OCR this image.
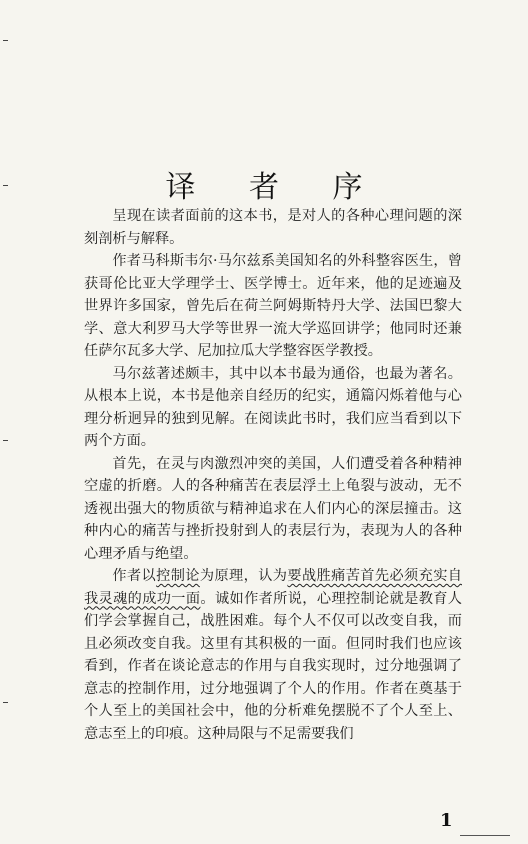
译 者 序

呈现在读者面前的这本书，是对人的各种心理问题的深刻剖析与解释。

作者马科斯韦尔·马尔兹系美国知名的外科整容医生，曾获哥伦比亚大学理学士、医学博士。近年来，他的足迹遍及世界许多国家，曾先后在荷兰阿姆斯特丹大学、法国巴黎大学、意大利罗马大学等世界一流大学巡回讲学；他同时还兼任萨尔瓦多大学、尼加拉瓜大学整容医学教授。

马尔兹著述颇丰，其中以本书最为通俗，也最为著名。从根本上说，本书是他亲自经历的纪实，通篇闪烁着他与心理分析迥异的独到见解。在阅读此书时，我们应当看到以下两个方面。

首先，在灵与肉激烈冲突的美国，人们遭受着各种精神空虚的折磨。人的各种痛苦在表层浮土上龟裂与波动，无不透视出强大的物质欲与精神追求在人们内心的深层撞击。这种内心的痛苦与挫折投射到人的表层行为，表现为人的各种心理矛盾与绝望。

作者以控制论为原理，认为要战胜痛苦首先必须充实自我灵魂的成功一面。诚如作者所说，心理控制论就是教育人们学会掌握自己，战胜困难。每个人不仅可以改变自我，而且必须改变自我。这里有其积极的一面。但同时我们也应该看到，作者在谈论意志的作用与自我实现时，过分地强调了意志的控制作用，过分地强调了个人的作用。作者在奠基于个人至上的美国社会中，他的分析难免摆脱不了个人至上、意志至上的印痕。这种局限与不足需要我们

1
####
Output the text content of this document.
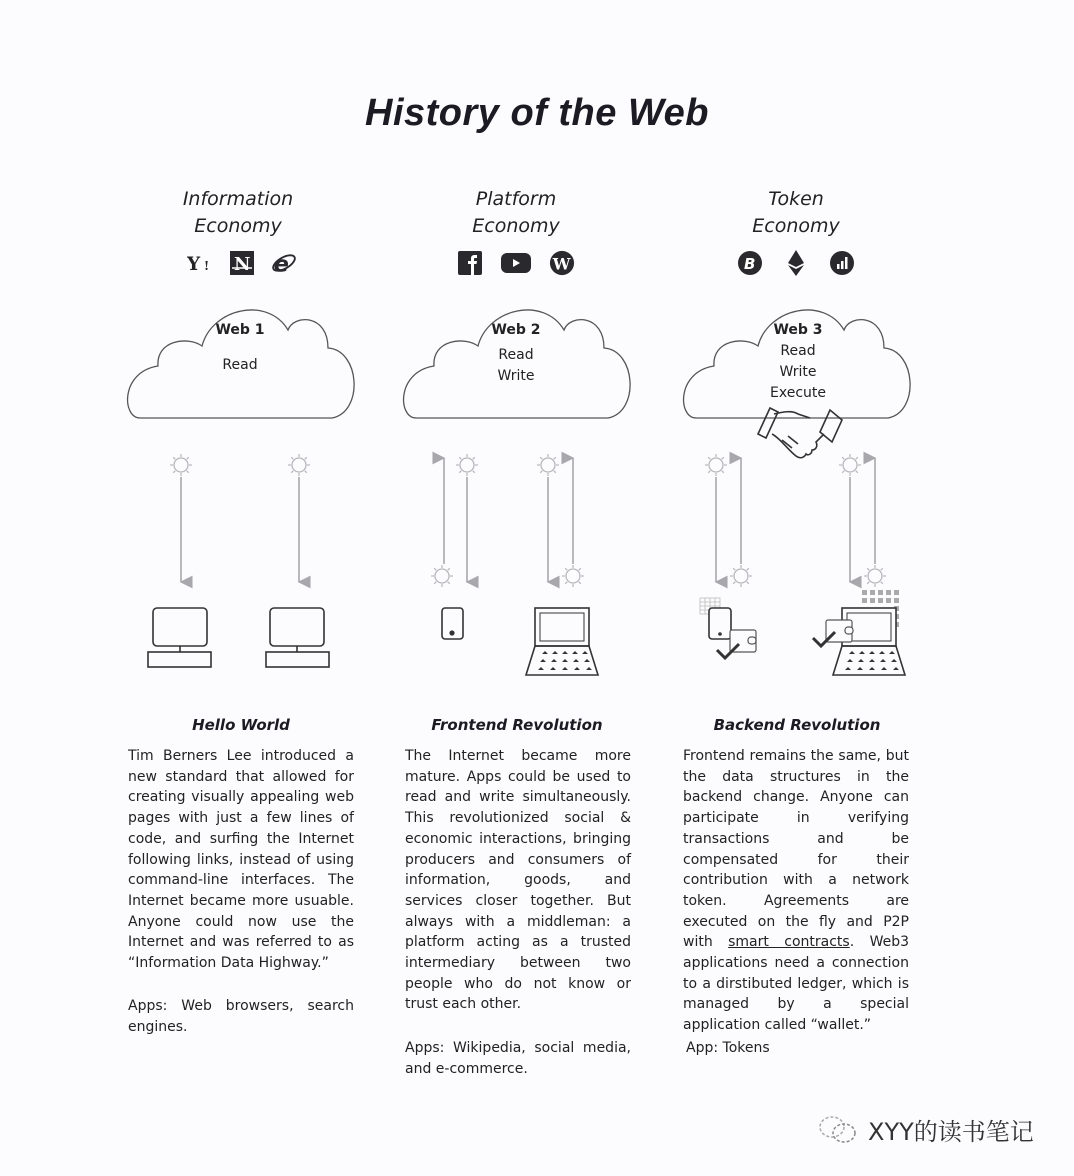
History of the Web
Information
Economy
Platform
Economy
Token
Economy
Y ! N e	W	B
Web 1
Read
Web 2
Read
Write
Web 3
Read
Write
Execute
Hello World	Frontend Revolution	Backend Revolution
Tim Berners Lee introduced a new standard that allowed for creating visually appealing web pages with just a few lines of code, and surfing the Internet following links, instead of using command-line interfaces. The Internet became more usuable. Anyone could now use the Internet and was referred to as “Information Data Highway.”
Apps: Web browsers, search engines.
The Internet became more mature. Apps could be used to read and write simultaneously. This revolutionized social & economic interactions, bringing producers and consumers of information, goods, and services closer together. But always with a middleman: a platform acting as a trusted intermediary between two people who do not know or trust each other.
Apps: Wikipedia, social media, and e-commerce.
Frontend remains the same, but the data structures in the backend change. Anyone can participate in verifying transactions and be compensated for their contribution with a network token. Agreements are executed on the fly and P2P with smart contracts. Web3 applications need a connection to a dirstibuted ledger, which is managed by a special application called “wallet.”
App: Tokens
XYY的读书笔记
####
# EXERCISE TASK
Extract every line above that contains the word "Frontend".

# ANSWER TO THIS EXERCISE
Hello World	Frontend Revolution	Backend Revolution
Frontend remains the same, but the data structures in the backend change. Anyone can participate in verifying transactions and be compensated for their contribution with a network token. Agreements are executed on the fly and P2P with smart contracts. Web3 applications need a connection to a dirstibuted ledger, which is managed by a special application called “wallet.”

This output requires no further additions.